=== PROBLEM DESCRIPTION ===
Read the entries below and pull out each line with the string "JSON".
------------------------
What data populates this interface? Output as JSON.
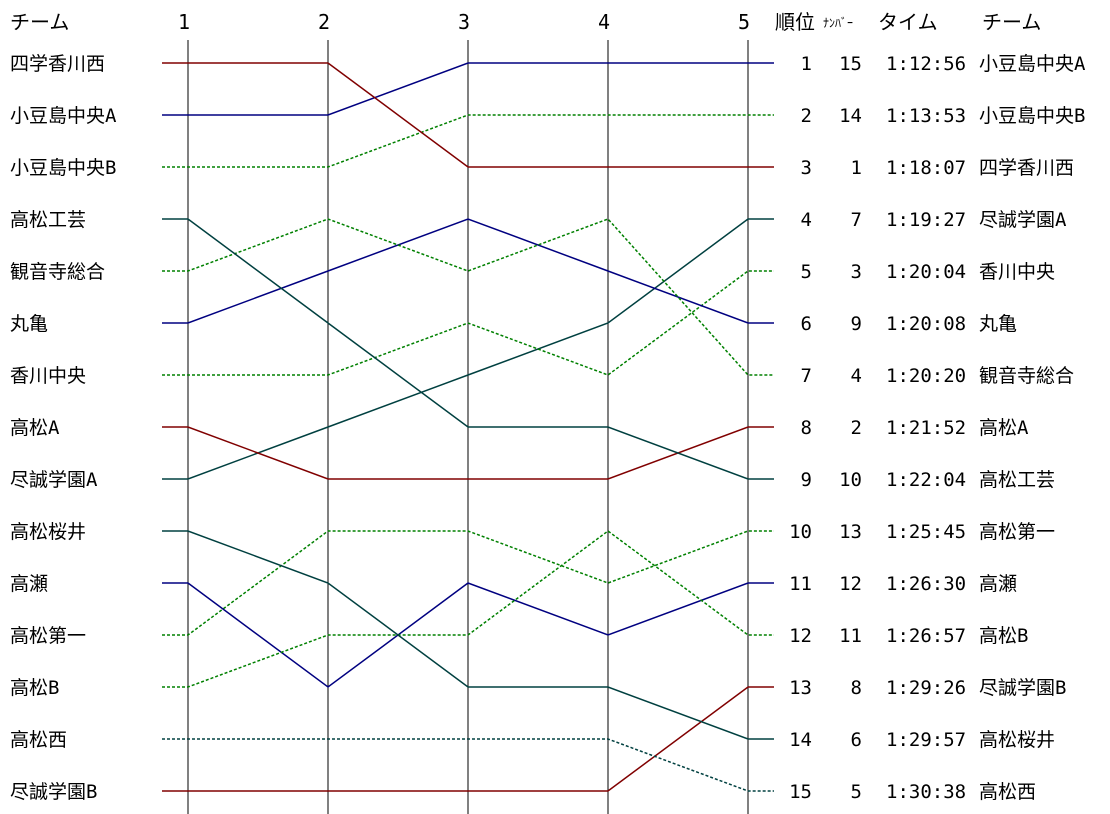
{
  "chart_data": {
    "type": "line",
    "headers": {
      "team_left": "チーム",
      "rank": "順位",
      "bib": "ﾅﾝﾊﾞｰ",
      "time": "タイム",
      "team_right": "チーム"
    },
    "x": [
      "1",
      "2",
      "3",
      "4",
      "5"
    ],
    "start_order": [
      "四学香川西",
      "小豆島中央A",
      "小豆島中央B",
      "高松工芸",
      "観音寺総合",
      "丸亀",
      "香川中央",
      "高松A",
      "尽誠学園A",
      "高松桜井",
      "高瀬",
      "高松第一",
      "高松B",
      "高松西",
      "尽誠学園B"
    ],
    "series": [
      {
        "name": "小豆島中央A",
        "color": "#000080",
        "dash": false,
        "ranks": [
          2,
          2,
          1,
          1,
          1
        ],
        "final_rank": 1
      },
      {
        "name": "小豆島中央B",
        "color": "#008000",
        "dash": true,
        "ranks": [
          3,
          3,
          2,
          2,
          2
        ],
        "final_rank": 2
      },
      {
        "name": "四学香川西",
        "color": "#800000",
        "dash": false,
        "ranks": [
          1,
          1,
          3,
          3,
          3
        ],
        "final_rank": 3
      },
      {
        "name": "尽誠学園A",
        "color": "#004040",
        "dash": false,
        "ranks": [
          9,
          8,
          7,
          6,
          4
        ],
        "final_rank": 4
      },
      {
        "name": "香川中央",
        "color": "#008000",
        "dash": true,
        "ranks": [
          7,
          7,
          6,
          7,
          5
        ],
        "final_rank": 5
      },
      {
        "name": "丸亀",
        "color": "#000080",
        "dash": false,
        "ranks": [
          6,
          5,
          4,
          5,
          6
        ],
        "final_rank": 6
      },
      {
        "name": "観音寺総合",
        "color": "#008000",
        "dash": true,
        "ranks": [
          5,
          4,
          5,
          4,
          7
        ],
        "final_rank": 7
      },
      {
        "name": "高松A",
        "color": "#800000",
        "dash": false,
        "ranks": [
          8,
          9,
          9,
          9,
          8
        ],
        "final_rank": 8
      },
      {
        "name": "高松工芸",
        "color": "#004040",
        "dash": false,
        "ranks": [
          4,
          6,
          8,
          8,
          9
        ],
        "final_rank": 9
      },
      {
        "name": "高松第一",
        "color": "#008000",
        "dash": true,
        "ranks": [
          12,
          10,
          10,
          11,
          10
        ],
        "final_rank": 10
      },
      {
        "name": "高瀬",
        "color": "#000080",
        "dash": false,
        "ranks": [
          11,
          13,
          11,
          12,
          11
        ],
        "final_rank": 11
      },
      {
        "name": "高松B",
        "color": "#008000",
        "dash": true,
        "ranks": [
          13,
          12,
          12,
          10,
          12
        ],
        "final_rank": 12
      },
      {
        "name": "尽誠学園B",
        "color": "#800000",
        "dash": false,
        "ranks": [
          15,
          15,
          15,
          15,
          13
        ],
        "final_rank": 13
      },
      {
        "name": "高松桜井",
        "color": "#004040",
        "dash": false,
        "ranks": [
          10,
          11,
          13,
          13,
          14
        ],
        "final_rank": 14
      },
      {
        "name": "高松西",
        "color": "#004040",
        "dash": true,
        "ranks": [
          14,
          14,
          14,
          14,
          15
        ],
        "final_rank": 15
      }
    ],
    "results": [
      {
        "rank": "1",
        "bib": "15",
        "time": "1:12:56",
        "team": "小豆島中央A"
      },
      {
        "rank": "2",
        "bib": "14",
        "time": "1:13:53",
        "team": "小豆島中央B"
      },
      {
        "rank": "3",
        "bib": "1",
        "time": "1:18:07",
        "team": "四学香川西"
      },
      {
        "rank": "4",
        "bib": "7",
        "time": "1:19:27",
        "team": "尽誠学園A"
      },
      {
        "rank": "5",
        "bib": "3",
        "time": "1:20:04",
        "team": "香川中央"
      },
      {
        "rank": "6",
        "bib": "9",
        "time": "1:20:08",
        "team": "丸亀"
      },
      {
        "rank": "7",
        "bib": "4",
        "time": "1:20:20",
        "team": "観音寺総合"
      },
      {
        "rank": "8",
        "bib": "2",
        "time": "1:21:52",
        "team": "高松A"
      },
      {
        "rank": "9",
        "bib": "10",
        "time": "1:22:04",
        "team": "高松工芸"
      },
      {
        "rank": "10",
        "bib": "13",
        "time": "1:25:45",
        "team": "高松第一"
      },
      {
        "rank": "11",
        "bib": "12",
        "time": "1:26:30",
        "team": "高瀬"
      },
      {
        "rank": "12",
        "bib": "11",
        "time": "1:26:57",
        "team": "高松B"
      },
      {
        "rank": "13",
        "bib": "8",
        "time": "1:29:26",
        "team": "尽誠学園B"
      },
      {
        "rank": "14",
        "bib": "6",
        "time": "1:29:57",
        "team": "高松桜井"
      },
      {
        "rank": "15",
        "bib": "5",
        "time": "1:30:38",
        "team": "高松西"
      }
    ],
    "ylim": [
      1,
      15
    ],
    "grid": "vertical lines at each leg",
    "legend": "none"
  }
}
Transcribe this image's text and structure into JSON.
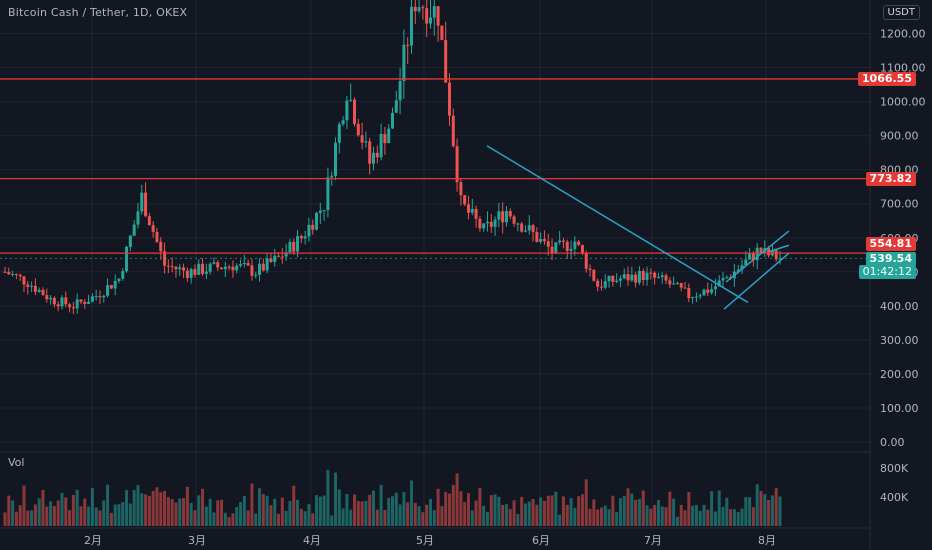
------------------------
=== EXERCISE OUTPUT ===
What data populates this interface? Output as JSON.
Transcribe this image's text and structure into JSON.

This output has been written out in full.